_What you are asked to do_:
Filter the data for lines with the word "Adviser", then copy every line so identified.
--- begin ---
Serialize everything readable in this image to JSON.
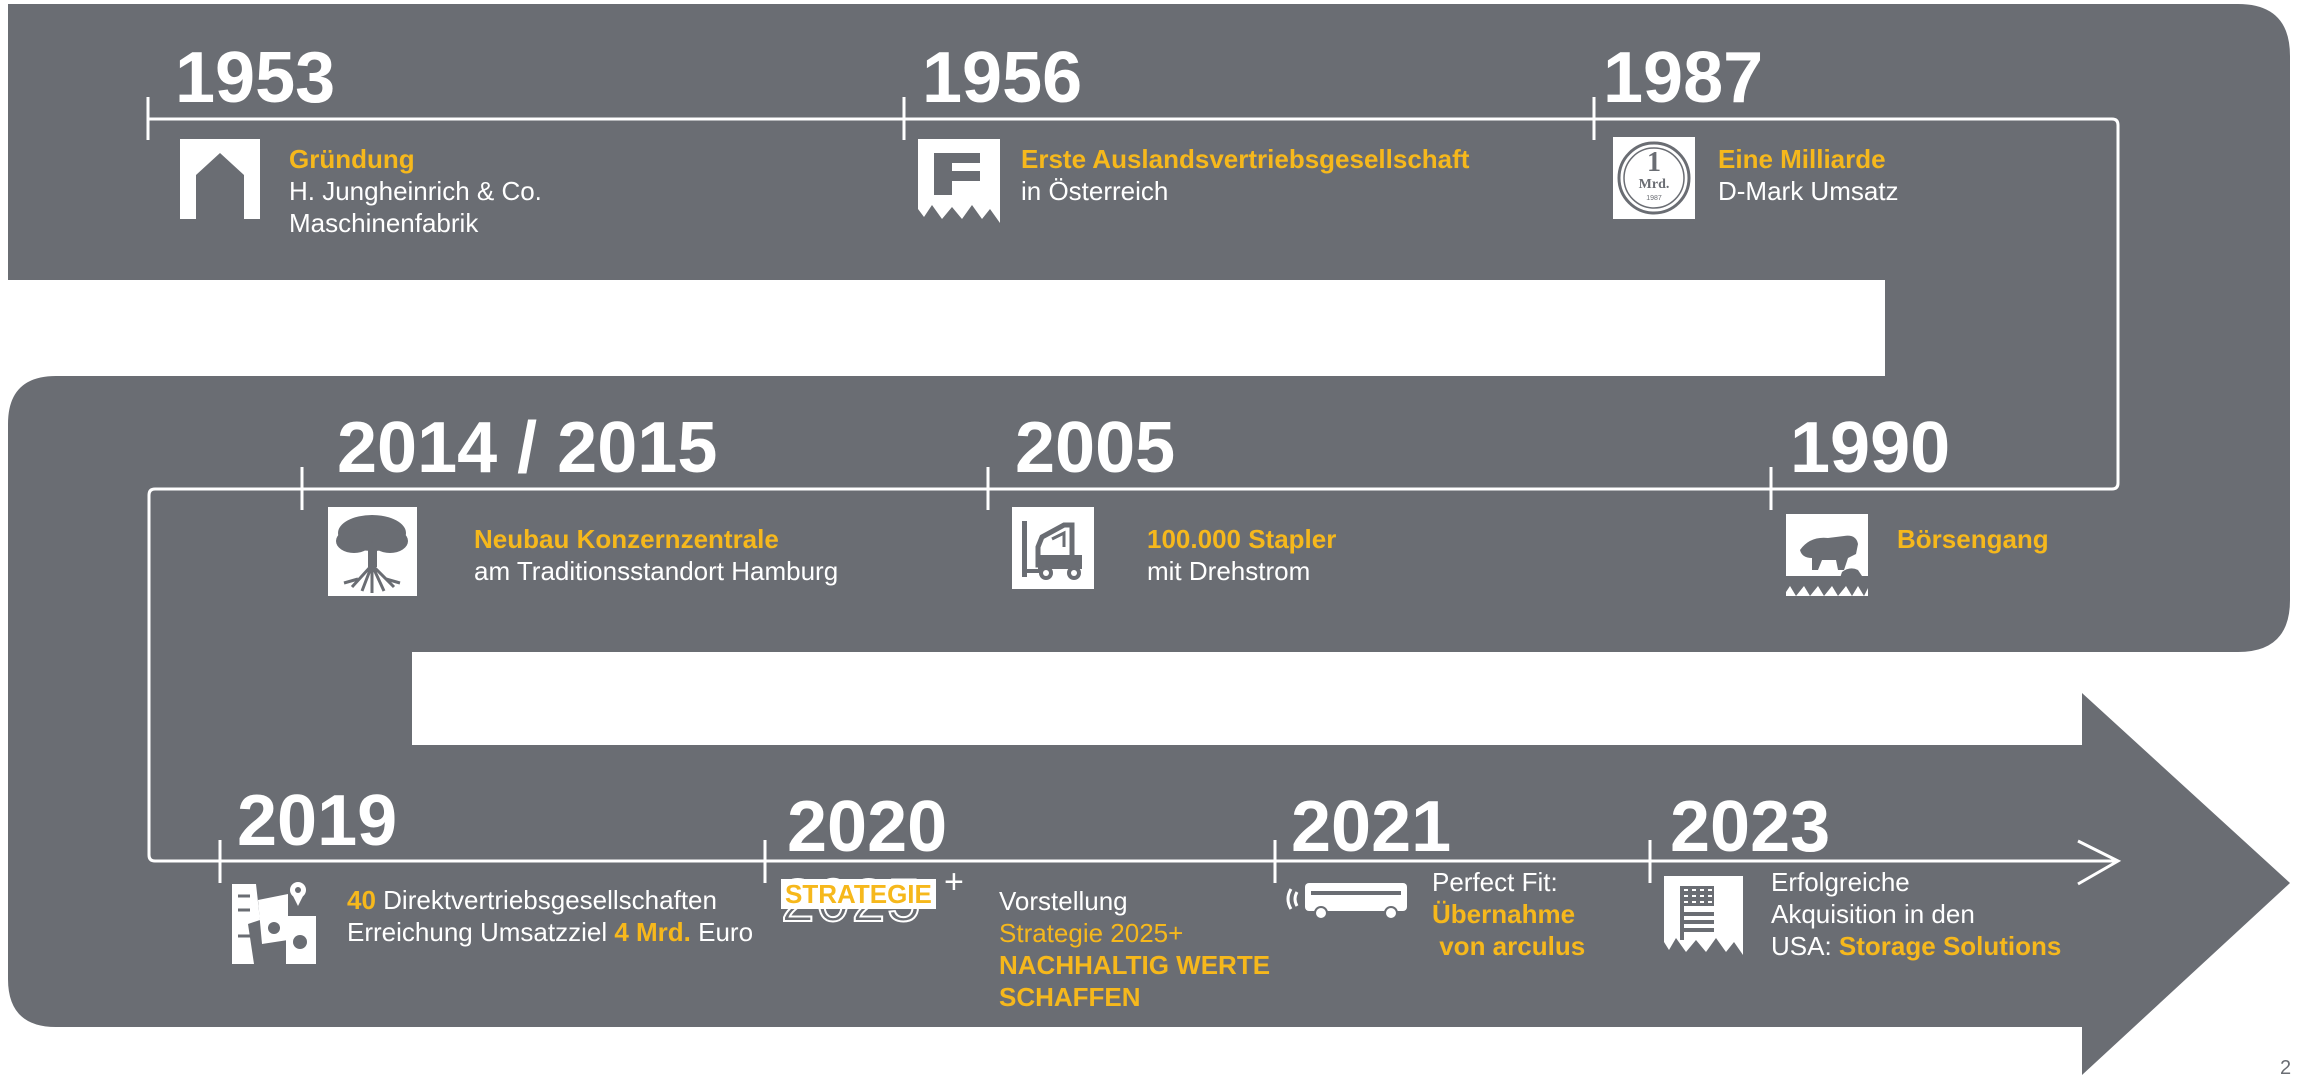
{
  "colors": {
    "band": "#6a6d73",
    "accent": "#f6b81c",
    "text": "#ffffff",
    "line": "#ffffff"
  },
  "milestones": [
    {
      "year": "1953",
      "icon": "factory-roof-icon",
      "lines": [
        {
          "h": "Gründung"
        },
        {
          "t": "H. Jungheinrich & Co."
        },
        {
          "t": "Maschinenfabrik"
        }
      ]
    },
    {
      "year": "1956",
      "icon": "austria-flag-icon",
      "lines": [
        {
          "h": "Erste Auslandsvertriebsgesellschaft"
        },
        {
          "t": "in Österreich"
        }
      ]
    },
    {
      "year": "1987",
      "icon": "one-billion-coin-icon",
      "coin_text": "1",
      "coin_sub": "Mrd.",
      "coin_year": "1987",
      "lines": [
        {
          "h": "Eine Milliarde"
        },
        {
          "t": "D-Mark Umsatz"
        }
      ]
    },
    {
      "year": "1990",
      "icon": "bull-bear-icon",
      "lines": [
        {
          "h": "Börsengang"
        }
      ]
    },
    {
      "year": "2005",
      "icon": "forklift-icon",
      "lines": [
        {
          "h": "100.000 Stapler"
        },
        {
          "t": "mit Drehstrom"
        }
      ]
    },
    {
      "year": "2014 / 2015",
      "icon": "tree-icon",
      "lines": [
        {
          "h": "Neubau Konzernzentrale"
        },
        {
          "t": "am Traditionsstandort Hamburg"
        }
      ]
    },
    {
      "year": "2019",
      "icon": "map-pins-icon",
      "line1": {
        "a": "40",
        "b": " Direktvertriebsgesellschaften"
      },
      "line2": {
        "a": "Erreichung Umsatzziel ",
        "b": "4 Mrd.",
        "c": " Euro"
      }
    },
    {
      "year": "2020",
      "icon": "strategie-2025-logo",
      "logo_word": "STRATEGIE",
      "logo_digits": "2025",
      "logo_plus": "+",
      "l1": "Vorstellung",
      "l2": "Strategie 2025+",
      "l3": "NACHHALTIG WERTE",
      "l4": "SCHAFFEN"
    },
    {
      "year": "2021",
      "icon": "shuttle-vehicle-icon",
      "l1": "Perfect Fit:",
      "l2": "Übernahme",
      "l3": " von arculus"
    },
    {
      "year": "2023",
      "icon": "usa-flag-icon",
      "l1": "Erfolgreiche",
      "l2": "Akquisition in den",
      "l3a": "USA: ",
      "l3b": "Storage Solutions"
    }
  ],
  "page_number": "2"
}
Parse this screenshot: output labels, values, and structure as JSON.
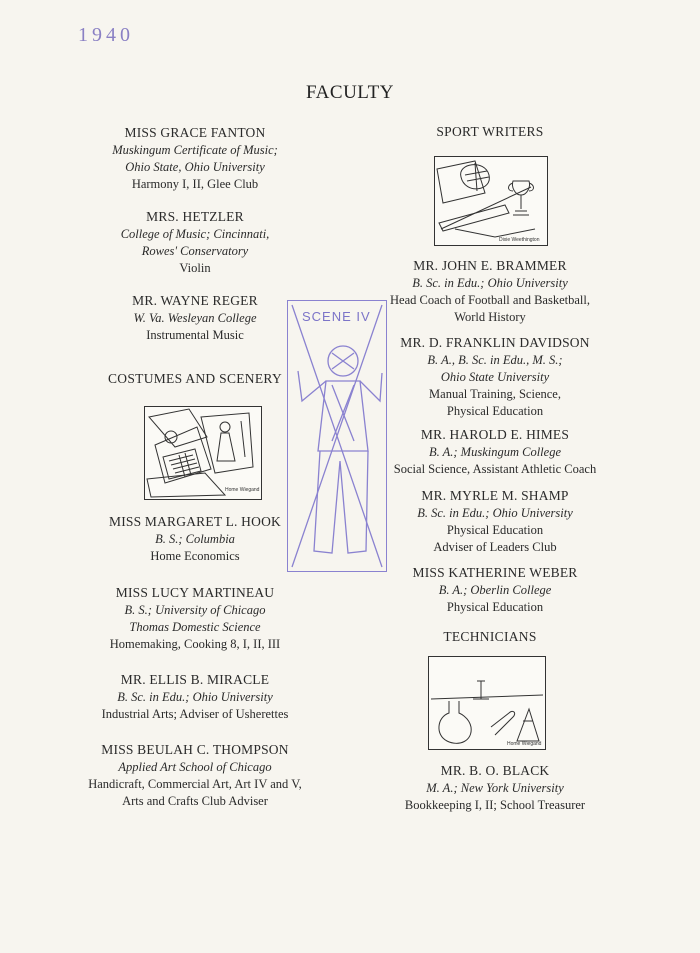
{
  "year": "1940",
  "title": "FACULTY",
  "left": [
    {
      "name": "MISS GRACE FANTON",
      "lines": [
        "Muskingum Certificate of Music;",
        "Ohio State, Ohio University"
      ],
      "subject": [
        "Harmony I, II, Glee Club"
      ]
    },
    {
      "name": "MRS. HETZLER",
      "lines": [
        "College of Music; Cincinnati,",
        "Rowes' Conservatory"
      ],
      "subject": [
        "Violin"
      ]
    },
    {
      "name": "MR. WAYNE REGER",
      "lines": [
        "W. Va. Wesleyan College"
      ],
      "subject": [
        "Instrumental Music"
      ]
    },
    {
      "name": "MISS MARGARET L. HOOK",
      "lines": [
        "B. S.; Columbia"
      ],
      "subject": [
        "Home Economics"
      ]
    },
    {
      "name": "MISS LUCY MARTINEAU",
      "lines": [
        "B. S.; University of Chicago",
        "Thomas Domestic Science"
      ],
      "subject": [
        "Homemaking, Cooking 8, I, II, III"
      ]
    },
    {
      "name": "MR. ELLIS B. MIRACLE",
      "lines": [
        "B. Sc. in Edu.; Ohio University"
      ],
      "subject": [
        "Industrial Arts; Adviser of Usherettes"
      ]
    },
    {
      "name": "MISS BEULAH C. THOMPSON",
      "lines": [
        "Applied Art School of Chicago"
      ],
      "subject": [
        "Handicraft, Commercial Art, Art IV and V,",
        "Arts and Crafts Club Adviser"
      ]
    }
  ],
  "right": [
    {
      "name": "MR. JOHN E. BRAMMER",
      "lines": [
        "B. Sc. in Edu.; Ohio University"
      ],
      "subject": [
        "Head Coach of Football and Basketball,",
        "World History"
      ]
    },
    {
      "name": "MR. D. FRANKLIN DAVIDSON",
      "lines": [
        "B. A., B. Sc. in Edu., M. S.;",
        "Ohio State University"
      ],
      "subject": [
        "Manual Training, Science,",
        "Physical Education"
      ]
    },
    {
      "name": "MR. HAROLD E. HIMES",
      "lines": [
        "B. A.; Muskingum College"
      ],
      "subject": [
        "Social Science, Assistant Athletic Coach"
      ]
    },
    {
      "name": "MR. MYRLE M. SHAMP",
      "lines": [
        "B. Sc. in Edu.; Ohio University"
      ],
      "subject": [
        "Physical Education",
        "Adviser of Leaders Club"
      ]
    },
    {
      "name": "MISS KATHERINE WEBER",
      "lines": [
        "B. A.; Oberlin College"
      ],
      "subject": [
        "Physical Education"
      ]
    },
    {
      "name": "MR. B. O. BLACK",
      "lines": [
        "M. A.; New York University"
      ],
      "subject": [
        "Bookkeeping I, II; School Treasurer"
      ]
    }
  ],
  "headings": {
    "costumes": "COSTUMES AND SCENERY",
    "sport": "SPORT WRITERS",
    "technicians": "TECHNICIANS"
  },
  "stamp_label": "SCENE IV",
  "signatures": {
    "costumes": "Home Wiegand",
    "sport": "Dixie Weethington",
    "technicians": "Home Wiegand"
  },
  "colors": {
    "year": "#8a80c4",
    "stamp": "#7c74c8",
    "ink": "#2a2a2a",
    "paper": "#f7f5ef"
  }
}
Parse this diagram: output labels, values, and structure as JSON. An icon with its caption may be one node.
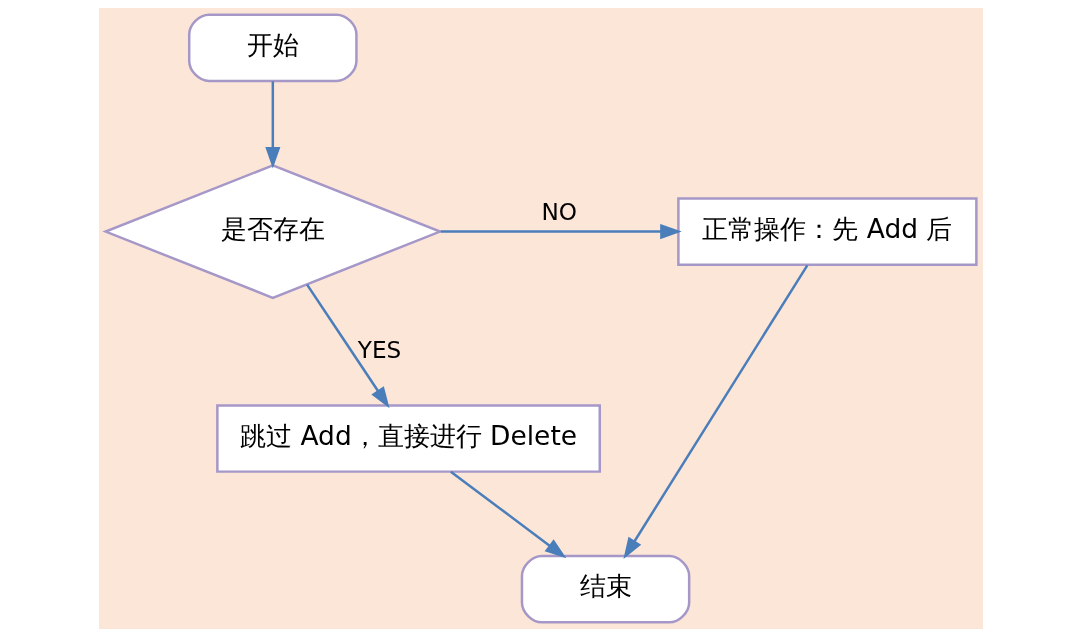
{
  "diagram": {
    "nodes": [
      {
        "text": [
          "开始"
        ]
      },
      {
        "text": [
          "是否存在"
        ]
      },
      {
        "text": [
          "正常操作：先 Add 后"
        ]
      },
      {
        "text": [
          "跳过 Add，直接进行 Delete"
        ]
      },
      {
        "text": [
          "结束"
        ]
      }
    ],
    "edges": [
      {
        "from": 0,
        "to": 1,
        "arrow": "to"
      },
      {
        "from": 1,
        "to": 2,
        "arrow": "to",
        "label": "NO"
      },
      {
        "from": 1,
        "to": 3,
        "arrow": "to",
        "label": "YES"
      },
      {
        "from": 3,
        "to": 4,
        "arrow": "to"
      },
      {
        "from": 2,
        "to": 4,
        "arrow": "to"
      }
    ]
  }
}
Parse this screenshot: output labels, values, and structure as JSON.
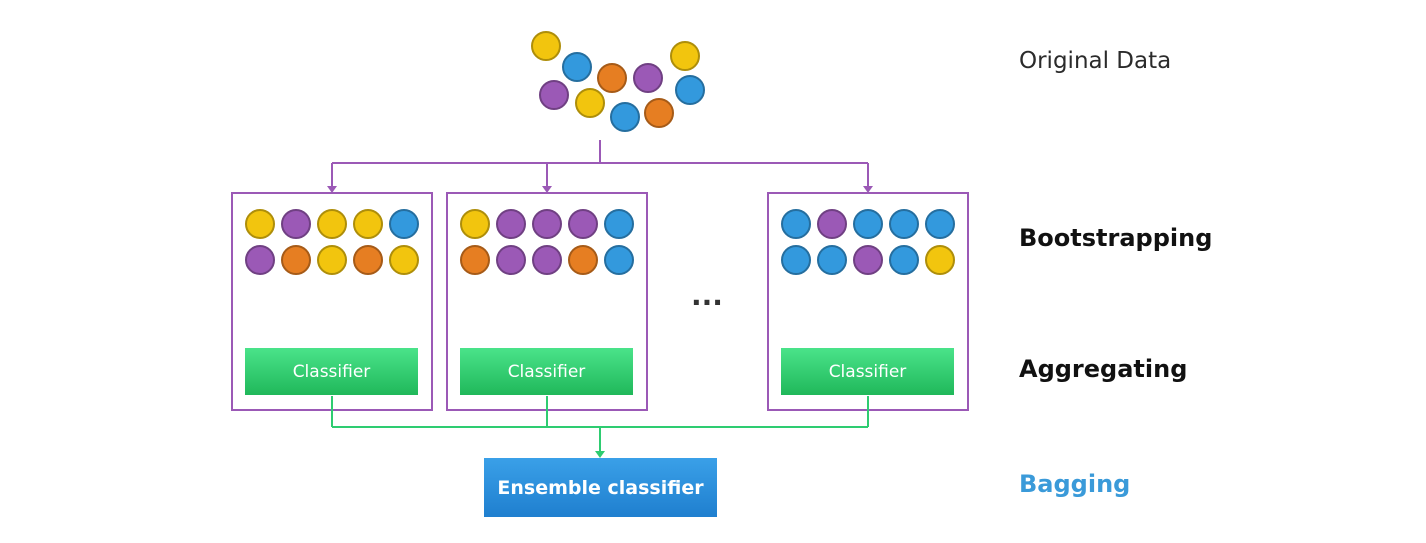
--- end ---
_Reply_:
        "Industrial Arts; Adviser of Usherettes"
        "Arts and Crafts Club Adviser"
        "Adviser of Leaders Club"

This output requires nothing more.